▶ _WORK TO COMPLETE_: Copy out the lines below word for word, starting at the line with "Patent image size: (867, 391)." and continuing up to and including the line with "The pellet 34F is at (208, 318).".

____ RECORDS SHOWN

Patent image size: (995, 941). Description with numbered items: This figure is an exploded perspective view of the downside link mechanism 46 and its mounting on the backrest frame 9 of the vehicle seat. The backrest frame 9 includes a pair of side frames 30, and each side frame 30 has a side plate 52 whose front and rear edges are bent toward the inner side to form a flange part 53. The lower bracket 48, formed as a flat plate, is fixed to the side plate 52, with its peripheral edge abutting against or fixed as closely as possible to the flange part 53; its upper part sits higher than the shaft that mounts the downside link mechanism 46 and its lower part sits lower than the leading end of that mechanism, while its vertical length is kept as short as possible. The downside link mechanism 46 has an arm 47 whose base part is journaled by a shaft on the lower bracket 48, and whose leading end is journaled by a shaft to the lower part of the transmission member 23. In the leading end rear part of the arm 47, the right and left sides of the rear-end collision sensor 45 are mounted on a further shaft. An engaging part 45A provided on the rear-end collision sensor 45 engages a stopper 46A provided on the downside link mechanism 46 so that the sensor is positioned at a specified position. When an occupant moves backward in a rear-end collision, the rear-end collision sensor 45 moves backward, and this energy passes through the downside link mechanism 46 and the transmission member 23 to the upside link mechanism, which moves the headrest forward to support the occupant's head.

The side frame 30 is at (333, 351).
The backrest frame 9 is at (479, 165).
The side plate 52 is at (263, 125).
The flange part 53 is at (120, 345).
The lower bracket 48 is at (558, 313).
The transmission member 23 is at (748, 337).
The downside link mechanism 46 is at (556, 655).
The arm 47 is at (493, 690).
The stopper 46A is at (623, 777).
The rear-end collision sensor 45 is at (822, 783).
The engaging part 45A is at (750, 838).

________
____ RECORDS SHOWN

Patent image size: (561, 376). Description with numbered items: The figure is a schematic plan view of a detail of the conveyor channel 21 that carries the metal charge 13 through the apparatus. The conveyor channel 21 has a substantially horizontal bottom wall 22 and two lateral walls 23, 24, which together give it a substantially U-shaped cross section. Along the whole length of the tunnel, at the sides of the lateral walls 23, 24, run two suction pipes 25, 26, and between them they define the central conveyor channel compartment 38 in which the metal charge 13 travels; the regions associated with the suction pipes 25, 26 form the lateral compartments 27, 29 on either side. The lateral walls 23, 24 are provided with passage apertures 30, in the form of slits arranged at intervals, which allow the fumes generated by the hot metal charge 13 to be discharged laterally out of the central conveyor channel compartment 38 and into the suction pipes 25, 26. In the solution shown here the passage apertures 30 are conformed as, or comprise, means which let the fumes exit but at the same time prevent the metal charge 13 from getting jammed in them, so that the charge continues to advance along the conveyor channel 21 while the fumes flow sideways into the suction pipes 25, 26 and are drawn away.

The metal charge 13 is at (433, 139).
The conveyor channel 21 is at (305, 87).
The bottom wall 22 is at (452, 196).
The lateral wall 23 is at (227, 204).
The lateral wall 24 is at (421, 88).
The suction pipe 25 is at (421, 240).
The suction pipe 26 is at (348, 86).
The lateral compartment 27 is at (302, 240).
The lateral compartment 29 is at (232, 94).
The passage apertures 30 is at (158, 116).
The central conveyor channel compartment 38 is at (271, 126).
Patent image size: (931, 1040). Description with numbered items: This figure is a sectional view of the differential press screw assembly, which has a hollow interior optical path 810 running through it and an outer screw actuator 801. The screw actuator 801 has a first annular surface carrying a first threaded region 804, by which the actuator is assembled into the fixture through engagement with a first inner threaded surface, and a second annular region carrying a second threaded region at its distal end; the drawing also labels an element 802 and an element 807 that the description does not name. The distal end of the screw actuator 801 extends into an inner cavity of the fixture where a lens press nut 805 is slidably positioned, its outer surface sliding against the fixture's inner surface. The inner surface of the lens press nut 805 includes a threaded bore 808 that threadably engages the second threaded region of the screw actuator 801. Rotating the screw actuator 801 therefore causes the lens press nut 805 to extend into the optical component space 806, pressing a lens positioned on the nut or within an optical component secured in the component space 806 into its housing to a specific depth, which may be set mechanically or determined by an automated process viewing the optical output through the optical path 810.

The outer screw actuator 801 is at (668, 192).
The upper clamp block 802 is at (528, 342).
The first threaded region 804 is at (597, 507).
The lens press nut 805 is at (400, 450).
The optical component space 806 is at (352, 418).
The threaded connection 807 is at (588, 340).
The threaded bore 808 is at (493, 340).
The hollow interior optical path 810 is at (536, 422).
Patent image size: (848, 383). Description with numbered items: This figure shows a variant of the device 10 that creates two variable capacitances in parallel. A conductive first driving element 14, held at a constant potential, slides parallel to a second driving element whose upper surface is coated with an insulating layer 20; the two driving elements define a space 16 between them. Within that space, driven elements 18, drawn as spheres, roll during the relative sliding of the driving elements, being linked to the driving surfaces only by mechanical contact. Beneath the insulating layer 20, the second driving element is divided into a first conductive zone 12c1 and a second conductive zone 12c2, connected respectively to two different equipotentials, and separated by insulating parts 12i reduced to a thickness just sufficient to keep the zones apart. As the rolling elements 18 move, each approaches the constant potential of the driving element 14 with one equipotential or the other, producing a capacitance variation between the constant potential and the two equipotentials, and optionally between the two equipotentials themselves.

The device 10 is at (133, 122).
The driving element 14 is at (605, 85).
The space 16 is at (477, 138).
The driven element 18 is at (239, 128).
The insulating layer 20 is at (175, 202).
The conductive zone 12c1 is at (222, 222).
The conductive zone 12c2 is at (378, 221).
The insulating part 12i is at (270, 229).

________
____ RECORDS SHOWN

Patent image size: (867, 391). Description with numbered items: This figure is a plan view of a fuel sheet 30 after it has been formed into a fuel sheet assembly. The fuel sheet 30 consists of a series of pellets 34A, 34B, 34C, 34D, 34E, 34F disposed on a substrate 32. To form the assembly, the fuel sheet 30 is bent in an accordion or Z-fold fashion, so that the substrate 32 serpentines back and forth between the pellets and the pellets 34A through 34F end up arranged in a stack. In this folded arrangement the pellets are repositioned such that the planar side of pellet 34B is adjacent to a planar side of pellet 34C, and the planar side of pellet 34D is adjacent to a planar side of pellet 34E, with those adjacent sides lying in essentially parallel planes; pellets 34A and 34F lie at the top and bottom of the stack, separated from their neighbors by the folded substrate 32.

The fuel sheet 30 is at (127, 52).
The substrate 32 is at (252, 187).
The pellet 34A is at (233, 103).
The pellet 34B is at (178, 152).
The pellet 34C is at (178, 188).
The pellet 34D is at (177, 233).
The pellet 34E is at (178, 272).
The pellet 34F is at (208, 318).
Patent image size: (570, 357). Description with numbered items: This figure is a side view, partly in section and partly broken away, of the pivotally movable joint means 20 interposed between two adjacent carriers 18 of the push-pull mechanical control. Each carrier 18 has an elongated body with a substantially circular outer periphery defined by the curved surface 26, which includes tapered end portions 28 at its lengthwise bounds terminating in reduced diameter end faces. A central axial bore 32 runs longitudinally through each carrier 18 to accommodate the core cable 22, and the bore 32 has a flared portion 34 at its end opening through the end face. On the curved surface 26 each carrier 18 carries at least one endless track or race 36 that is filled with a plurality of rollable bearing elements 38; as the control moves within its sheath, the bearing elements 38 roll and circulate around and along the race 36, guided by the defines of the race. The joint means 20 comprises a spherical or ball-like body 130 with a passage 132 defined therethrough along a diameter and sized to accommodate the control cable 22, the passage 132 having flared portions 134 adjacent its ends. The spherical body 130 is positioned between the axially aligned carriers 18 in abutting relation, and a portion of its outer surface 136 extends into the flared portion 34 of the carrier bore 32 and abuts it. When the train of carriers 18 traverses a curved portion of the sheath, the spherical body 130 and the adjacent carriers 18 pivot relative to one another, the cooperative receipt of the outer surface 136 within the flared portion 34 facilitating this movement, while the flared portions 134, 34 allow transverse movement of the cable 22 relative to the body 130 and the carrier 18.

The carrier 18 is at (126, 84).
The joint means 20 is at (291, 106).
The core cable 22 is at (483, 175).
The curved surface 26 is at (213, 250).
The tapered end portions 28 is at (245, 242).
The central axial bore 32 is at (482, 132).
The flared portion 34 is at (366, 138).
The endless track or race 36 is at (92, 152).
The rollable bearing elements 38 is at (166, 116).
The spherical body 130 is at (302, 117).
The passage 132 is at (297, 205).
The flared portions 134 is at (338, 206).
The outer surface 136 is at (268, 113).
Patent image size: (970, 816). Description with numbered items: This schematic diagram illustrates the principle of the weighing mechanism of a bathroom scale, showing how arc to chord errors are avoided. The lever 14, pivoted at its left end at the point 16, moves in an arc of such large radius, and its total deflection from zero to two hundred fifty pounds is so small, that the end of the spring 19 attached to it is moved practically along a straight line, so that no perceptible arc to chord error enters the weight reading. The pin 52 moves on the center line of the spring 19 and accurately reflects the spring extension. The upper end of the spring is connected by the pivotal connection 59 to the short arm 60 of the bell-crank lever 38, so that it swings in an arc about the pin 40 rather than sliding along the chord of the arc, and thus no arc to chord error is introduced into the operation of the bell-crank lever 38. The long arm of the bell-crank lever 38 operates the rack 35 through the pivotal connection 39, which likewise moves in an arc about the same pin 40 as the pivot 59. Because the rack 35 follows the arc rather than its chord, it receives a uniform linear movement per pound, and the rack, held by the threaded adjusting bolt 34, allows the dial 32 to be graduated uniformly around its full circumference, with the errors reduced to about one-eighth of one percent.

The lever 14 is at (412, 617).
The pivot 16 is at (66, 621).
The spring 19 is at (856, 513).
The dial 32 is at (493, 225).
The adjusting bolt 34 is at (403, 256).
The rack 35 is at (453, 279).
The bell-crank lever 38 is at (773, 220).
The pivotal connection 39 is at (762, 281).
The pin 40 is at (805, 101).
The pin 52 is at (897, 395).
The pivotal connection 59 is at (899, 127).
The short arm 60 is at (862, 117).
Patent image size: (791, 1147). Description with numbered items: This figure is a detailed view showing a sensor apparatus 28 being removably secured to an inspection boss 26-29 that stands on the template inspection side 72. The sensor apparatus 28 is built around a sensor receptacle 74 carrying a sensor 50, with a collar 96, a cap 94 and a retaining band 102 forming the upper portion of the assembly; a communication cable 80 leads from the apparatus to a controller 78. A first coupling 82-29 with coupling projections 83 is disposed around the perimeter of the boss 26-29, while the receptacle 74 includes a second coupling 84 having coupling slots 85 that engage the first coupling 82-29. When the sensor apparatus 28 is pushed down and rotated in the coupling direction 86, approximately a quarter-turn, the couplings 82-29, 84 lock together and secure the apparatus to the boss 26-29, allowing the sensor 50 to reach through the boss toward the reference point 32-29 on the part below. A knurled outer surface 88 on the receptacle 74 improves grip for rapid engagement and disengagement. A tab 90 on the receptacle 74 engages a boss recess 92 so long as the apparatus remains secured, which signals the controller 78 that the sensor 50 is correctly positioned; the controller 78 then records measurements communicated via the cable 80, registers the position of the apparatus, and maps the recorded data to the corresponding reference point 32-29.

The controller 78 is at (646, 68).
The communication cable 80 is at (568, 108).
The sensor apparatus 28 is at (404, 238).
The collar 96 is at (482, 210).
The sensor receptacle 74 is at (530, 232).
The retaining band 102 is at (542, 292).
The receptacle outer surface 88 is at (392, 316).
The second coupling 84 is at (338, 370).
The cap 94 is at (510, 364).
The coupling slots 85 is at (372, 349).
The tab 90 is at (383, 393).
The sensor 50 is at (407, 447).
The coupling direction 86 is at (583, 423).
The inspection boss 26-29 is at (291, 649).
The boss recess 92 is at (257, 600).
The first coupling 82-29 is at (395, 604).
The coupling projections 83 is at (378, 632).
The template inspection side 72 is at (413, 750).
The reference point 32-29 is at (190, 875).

________

▶ _RESULT_:
Patent image size: (867, 391). Description with numbered items: This figure is a plan view of a fuel sheet 30 after it has been formed into a fuel sheet assembly. The fuel sheet 30 consists of a series of pellets 34A, 34B, 34C, 34D, 34E, 34F disposed on a substrate 32. To form the assembly, the fuel sheet 30 is bent in an accordion or Z-fold fashion, so that the substrate 32 serpentines back and forth between the pellets and the pellets 34A through 34F end up arranged in a stack. In this folded arrangement the pellets are repositioned such that the planar side of pellet 34B is adjacent to a planar side of pellet 34C, and the planar side of pellet 34D is adjacent to a planar side of pellet 34E, with those adjacent sides lying in essentially parallel planes; pellets 34A and 34F lie at the top and bottom of the stack, separated from their neighbors by the folded substrate 32.

The fuel sheet 30 is at (127, 52).
The substrate 32 is at (252, 187).
The pellet 34A is at (233, 103).
The pellet 34B is at (178, 152).
The pellet 34C is at (178, 188).
The pellet 34D is at (177, 233).
The pellet 34E is at (178, 272).
The pellet 34F is at (208, 318).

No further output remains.